#### [Exercise objective]
Return the complete listing that follows, with each line reproduced exactly.

#### [Provided information]

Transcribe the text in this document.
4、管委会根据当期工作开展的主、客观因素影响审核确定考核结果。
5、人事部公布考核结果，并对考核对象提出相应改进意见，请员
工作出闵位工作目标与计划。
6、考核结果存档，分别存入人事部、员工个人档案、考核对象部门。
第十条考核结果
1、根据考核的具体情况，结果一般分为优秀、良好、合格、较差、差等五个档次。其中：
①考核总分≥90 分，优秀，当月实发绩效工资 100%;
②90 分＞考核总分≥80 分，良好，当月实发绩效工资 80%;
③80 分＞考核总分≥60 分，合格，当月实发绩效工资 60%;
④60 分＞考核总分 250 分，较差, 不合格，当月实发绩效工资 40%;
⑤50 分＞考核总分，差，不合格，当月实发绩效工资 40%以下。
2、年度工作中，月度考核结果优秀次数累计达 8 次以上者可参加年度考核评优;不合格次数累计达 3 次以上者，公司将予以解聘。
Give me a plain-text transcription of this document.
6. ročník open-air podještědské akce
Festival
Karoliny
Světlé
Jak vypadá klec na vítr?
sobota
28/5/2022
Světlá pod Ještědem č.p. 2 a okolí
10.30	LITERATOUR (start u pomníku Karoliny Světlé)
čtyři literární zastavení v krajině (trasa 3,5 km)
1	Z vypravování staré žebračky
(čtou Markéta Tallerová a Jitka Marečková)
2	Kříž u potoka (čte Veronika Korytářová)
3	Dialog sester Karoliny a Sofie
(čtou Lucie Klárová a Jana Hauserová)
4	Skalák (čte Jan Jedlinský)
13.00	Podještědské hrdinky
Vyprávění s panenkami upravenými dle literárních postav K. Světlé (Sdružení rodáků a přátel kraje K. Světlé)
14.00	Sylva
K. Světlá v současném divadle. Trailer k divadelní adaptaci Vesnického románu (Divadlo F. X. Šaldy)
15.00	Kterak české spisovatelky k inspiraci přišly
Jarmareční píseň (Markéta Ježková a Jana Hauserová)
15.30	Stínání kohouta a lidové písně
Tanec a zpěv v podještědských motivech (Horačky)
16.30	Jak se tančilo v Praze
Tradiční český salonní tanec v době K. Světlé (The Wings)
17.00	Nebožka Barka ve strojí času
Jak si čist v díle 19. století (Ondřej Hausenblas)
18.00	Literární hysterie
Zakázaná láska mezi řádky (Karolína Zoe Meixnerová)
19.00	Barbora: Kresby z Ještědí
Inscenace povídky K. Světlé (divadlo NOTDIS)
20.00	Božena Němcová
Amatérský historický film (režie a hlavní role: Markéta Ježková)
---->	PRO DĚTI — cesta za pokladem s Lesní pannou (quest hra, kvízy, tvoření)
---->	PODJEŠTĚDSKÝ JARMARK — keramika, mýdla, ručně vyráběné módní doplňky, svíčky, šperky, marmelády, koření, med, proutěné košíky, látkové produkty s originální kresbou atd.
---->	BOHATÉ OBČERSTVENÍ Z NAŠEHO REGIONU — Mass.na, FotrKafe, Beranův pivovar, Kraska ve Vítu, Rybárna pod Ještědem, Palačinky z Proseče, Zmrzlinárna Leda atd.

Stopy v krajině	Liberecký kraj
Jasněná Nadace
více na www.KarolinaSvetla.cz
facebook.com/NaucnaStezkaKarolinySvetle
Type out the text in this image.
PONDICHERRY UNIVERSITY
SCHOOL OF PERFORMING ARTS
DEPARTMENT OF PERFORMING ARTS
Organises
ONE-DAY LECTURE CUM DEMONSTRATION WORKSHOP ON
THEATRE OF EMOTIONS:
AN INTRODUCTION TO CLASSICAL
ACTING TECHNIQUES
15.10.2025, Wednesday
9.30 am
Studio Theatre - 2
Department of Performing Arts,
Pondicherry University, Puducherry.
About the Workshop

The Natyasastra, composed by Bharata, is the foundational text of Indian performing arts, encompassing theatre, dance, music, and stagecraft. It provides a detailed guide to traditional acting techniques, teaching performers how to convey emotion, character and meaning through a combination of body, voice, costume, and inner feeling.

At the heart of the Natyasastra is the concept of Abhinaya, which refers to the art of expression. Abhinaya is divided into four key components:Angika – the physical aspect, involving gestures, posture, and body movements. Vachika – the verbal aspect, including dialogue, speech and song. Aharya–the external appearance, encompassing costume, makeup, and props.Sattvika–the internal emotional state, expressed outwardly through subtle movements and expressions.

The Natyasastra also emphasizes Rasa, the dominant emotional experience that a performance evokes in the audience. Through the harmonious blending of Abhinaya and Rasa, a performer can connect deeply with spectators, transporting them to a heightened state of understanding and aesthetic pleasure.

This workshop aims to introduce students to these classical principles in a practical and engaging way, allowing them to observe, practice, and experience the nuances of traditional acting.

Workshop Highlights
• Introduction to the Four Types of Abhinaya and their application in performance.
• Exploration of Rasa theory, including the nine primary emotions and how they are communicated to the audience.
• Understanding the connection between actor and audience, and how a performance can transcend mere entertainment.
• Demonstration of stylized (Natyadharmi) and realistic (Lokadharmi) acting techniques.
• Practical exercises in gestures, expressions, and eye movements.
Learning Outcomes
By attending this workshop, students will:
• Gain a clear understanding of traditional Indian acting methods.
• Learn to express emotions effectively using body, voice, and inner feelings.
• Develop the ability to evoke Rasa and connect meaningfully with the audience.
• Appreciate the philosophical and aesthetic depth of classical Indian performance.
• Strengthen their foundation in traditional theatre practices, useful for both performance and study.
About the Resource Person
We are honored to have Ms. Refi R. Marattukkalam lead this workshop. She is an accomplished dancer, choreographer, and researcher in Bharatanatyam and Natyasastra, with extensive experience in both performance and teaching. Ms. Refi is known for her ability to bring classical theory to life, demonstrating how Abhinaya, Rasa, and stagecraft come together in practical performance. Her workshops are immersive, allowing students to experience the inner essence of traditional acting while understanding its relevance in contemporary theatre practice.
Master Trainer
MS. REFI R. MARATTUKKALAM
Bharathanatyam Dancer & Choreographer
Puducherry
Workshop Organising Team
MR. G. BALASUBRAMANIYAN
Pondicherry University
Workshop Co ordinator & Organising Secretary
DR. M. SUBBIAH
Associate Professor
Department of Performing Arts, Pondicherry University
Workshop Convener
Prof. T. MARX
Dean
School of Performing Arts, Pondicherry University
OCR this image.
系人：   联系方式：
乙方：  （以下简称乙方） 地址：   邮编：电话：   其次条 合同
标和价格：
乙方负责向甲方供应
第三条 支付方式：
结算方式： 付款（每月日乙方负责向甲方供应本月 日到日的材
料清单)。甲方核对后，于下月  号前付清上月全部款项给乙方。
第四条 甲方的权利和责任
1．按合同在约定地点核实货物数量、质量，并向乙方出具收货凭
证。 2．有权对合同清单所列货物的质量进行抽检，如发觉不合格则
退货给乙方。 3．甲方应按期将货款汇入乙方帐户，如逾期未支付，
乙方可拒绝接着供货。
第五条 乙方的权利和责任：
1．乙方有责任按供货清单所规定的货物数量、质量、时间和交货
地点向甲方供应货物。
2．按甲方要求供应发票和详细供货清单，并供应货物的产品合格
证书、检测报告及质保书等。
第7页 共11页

#### [Complete response]
Transcribe the text in this document.
4、管委会根据当期工作开展的主、客观因素影响审核确定考核结果。
5、人事部公布考核结果，并对考核对象提出相应改进意见，请员
工作出闵位工作目标与计划。
6、考核结果存档，分别存入人事部、员工个人档案、考核对象部门。
第十条考核结果
1、根据考核的具体情况，结果一般分为优秀、良好、合格、较差、差等五个档次。其中：
①考核总分≥90 分，优秀，当月实发绩效工资 100%;
②90 分＞考核总分≥80 分，良好，当月实发绩效工资 80%;
③80 分＞考核总分≥60 分，合格，当月实发绩效工资 60%;
④60 分＞考核总分 250 分，较差, 不合格，当月实发绩效工资 40%;
⑤50 分＞考核总分，差，不合格，当月实发绩效工资 40%以下。
2、年度工作中，月度考核结果优秀次数累计达 8 次以上者可参加年度考核评优;不合格次数累计达 3 次以上者，公司将予以解聘。
Give me a plain-text transcription of this document.
6. ročník open-air podještědské akce
Festival
Karoliny
Světlé
Jak vypadá klec na vítr?
sobota
28/5/2022
Světlá pod Ještědem č.p. 2 a okolí
10.30	LITERATOUR (start u pomníku Karoliny Světlé)
čtyři literární zastavení v krajině (trasa 3,5 km)
1	Z vypravování staré žebračky
(čtou Markéta Tallerová a Jitka Marečková)
2	Kříž u potoka (čte Veronika Korytářová)
3	Dialog sester Karoliny a Sofie
(čtou Lucie Klárová a Jana Hauserová)
4	Skalák (čte Jan Jedlinský)
13.00	Podještědské hrdinky
Vyprávění s panenkami upravenými dle literárních postav K. Světlé (Sdružení rodáků a přátel kraje K. Světlé)
14.00	Sylva
K. Světlá v současném divadle. Trailer k divadelní adaptaci Vesnického románu (Divadlo F. X. Šaldy)
15.00	Kterak české spisovatelky k inspiraci přišly
Jarmareční píseň (Markéta Ježková a Jana Hauserová)
15.30	Stínání kohouta a lidové písně
Tanec a zpěv v podještědských motivech (Horačky)
16.30	Jak se tančilo v Praze
Tradiční český salonní tanec v době K. Světlé (The Wings)
17.00	Nebožka Barka ve strojí času
Jak si čist v díle 19. století (Ondřej Hausenblas)
18.00	Literární hysterie
Zakázaná láska mezi řádky (Karolína Zoe Meixnerová)
19.00	Barbora: Kresby z Ještědí
Inscenace povídky K. Světlé (divadlo NOTDIS)
20.00	Božena Němcová
Amatérský historický film (režie a hlavní role: Markéta Ježková)
---->	PRO DĚTI — cesta za pokladem s Lesní pannou (quest hra, kvízy, tvoření)
---->	PODJEŠTĚDSKÝ JARMARK — keramika, mýdla, ručně vyráběné módní doplňky, svíčky, šperky, marmelády, koření, med, proutěné košíky, látkové produkty s originální kresbou atd.
---->	BOHATÉ OBČERSTVENÍ Z NAŠEHO REGIONU — Mass.na, FotrKafe, Beranův pivovar, Kraska ve Vítu, Rybárna pod Ještědem, Palačinky z Proseče, Zmrzlinárna Leda atd.

Stopy v krajině	Liberecký kraj
Jasněná Nadace
více na www.KarolinaSvetla.cz
facebook.com/NaucnaStezkaKarolinySvetle
Type out the text in this image.
PONDICHERRY UNIVERSITY
SCHOOL OF PERFORMING ARTS
DEPARTMENT OF PERFORMING ARTS
Organises
ONE-DAY LECTURE CUM DEMONSTRATION WORKSHOP ON
THEATRE OF EMOTIONS:
AN INTRODUCTION TO CLASSICAL
ACTING TECHNIQUES
15.10.2025, Wednesday
9.30 am
Studio Theatre - 2
Department of Performing Arts,
Pondicherry University, Puducherry.
About the Workshop

The Natyasastra, composed by Bharata, is the foundational text of Indian performing arts, encompassing theatre, dance, music, and stagecraft. It provides a detailed guide to traditional acting techniques, teaching performers how to convey emotion, character and meaning through a combination of body, voice, costume, and inner feeling.

At the heart of the Natyasastra is the concept of Abhinaya, which refers to the art of expression. Abhinaya is divided into four key components:Angika – the physical aspect, involving gestures, posture, and body movements. Vachika – the verbal aspect, including dialogue, speech and song. Aharya–the external appearance, encompassing costume, makeup, and props.Sattvika–the internal emotional state, expressed outwardly through subtle movements and expressions.

The Natyasastra also emphasizes Rasa, the dominant emotional experience that a performance evokes in the audience. Through the harmonious blending of Abhinaya and Rasa, a performer can connect deeply with spectators, transporting them to a heightened state of understanding and aesthetic pleasure.

This workshop aims to introduce students to these classical principles in a practical and engaging way, allowing them to observe, practice, and experience the nuances of traditional acting.

Workshop Highlights
• Introduction to the Four Types of Abhinaya and their application in performance.
• Exploration of Rasa theory, including the nine primary emotions and how they are communicated to the audience.
• Understanding the connection between actor and audience, and how a performance can transcend mere entertainment.
• Demonstration of stylized (Natyadharmi) and realistic (Lokadharmi) acting techniques.
• Practical exercises in gestures, expressions, and eye movements.
Learning Outcomes
By attending this workshop, students will:
• Gain a clear understanding of traditional Indian acting methods.
• Learn to express emotions effectively using body, voice, and inner feelings.
• Develop the ability to evoke Rasa and connect meaningfully with the audience.
• Appreciate the philosophical and aesthetic depth of classical Indian performance.
• Strengthen their foundation in traditional theatre practices, useful for both performance and study.
About the Resource Person
We are honored to have Ms. Refi R. Marattukkalam lead this workshop. She is an accomplished dancer, choreographer, and researcher in Bharatanatyam and Natyasastra, with extensive experience in both performance and teaching. Ms. Refi is known for her ability to bring classical theory to life, demonstrating how Abhinaya, Rasa, and stagecraft come together in practical performance. Her workshops are immersive, allowing students to experience the inner essence of traditional acting while understanding its relevance in contemporary theatre practice.
Master Trainer
MS. REFI R. MARATTUKKALAM
Bharathanatyam Dancer & Choreographer
Puducherry
Workshop Organising Team
MR. G. BALASUBRAMANIYAN
Pondicherry University
Workshop Co ordinator & Organising Secretary
DR. M. SUBBIAH
Associate Professor
Department of Performing Arts, Pondicherry University
Workshop Convener
Prof. T. MARX
Dean
School of Performing Arts, Pondicherry University
OCR this image.
系人：   联系方式：
乙方：  （以下简称乙方） 地址：   邮编：电话：   其次条 合同
标和价格：
乙方负责向甲方供应
第三条 支付方式：
结算方式： 付款（每月日乙方负责向甲方供应本月 日到日的材
料清单)。甲方核对后，于下月  号前付清上月全部款项给乙方。
第四条 甲方的权利和责任
1．按合同在约定地点核实货物数量、质量，并向乙方出具收货凭
证。 2．有权对合同清单所列货物的质量进行抽检，如发觉不合格则
退货给乙方。 3．甲方应按期将货款汇入乙方帐户，如逾期未支付，
乙方可拒绝接着供货。
第五条 乙方的权利和责任：
1．乙方有责任按供货清单所规定的货物数量、质量、时间和交货
地点向甲方供应货物。
2．按甲方要求供应发票和详细供货清单，并供应货物的产品合格
证书、检测报告及质保书等。
第7页 共11页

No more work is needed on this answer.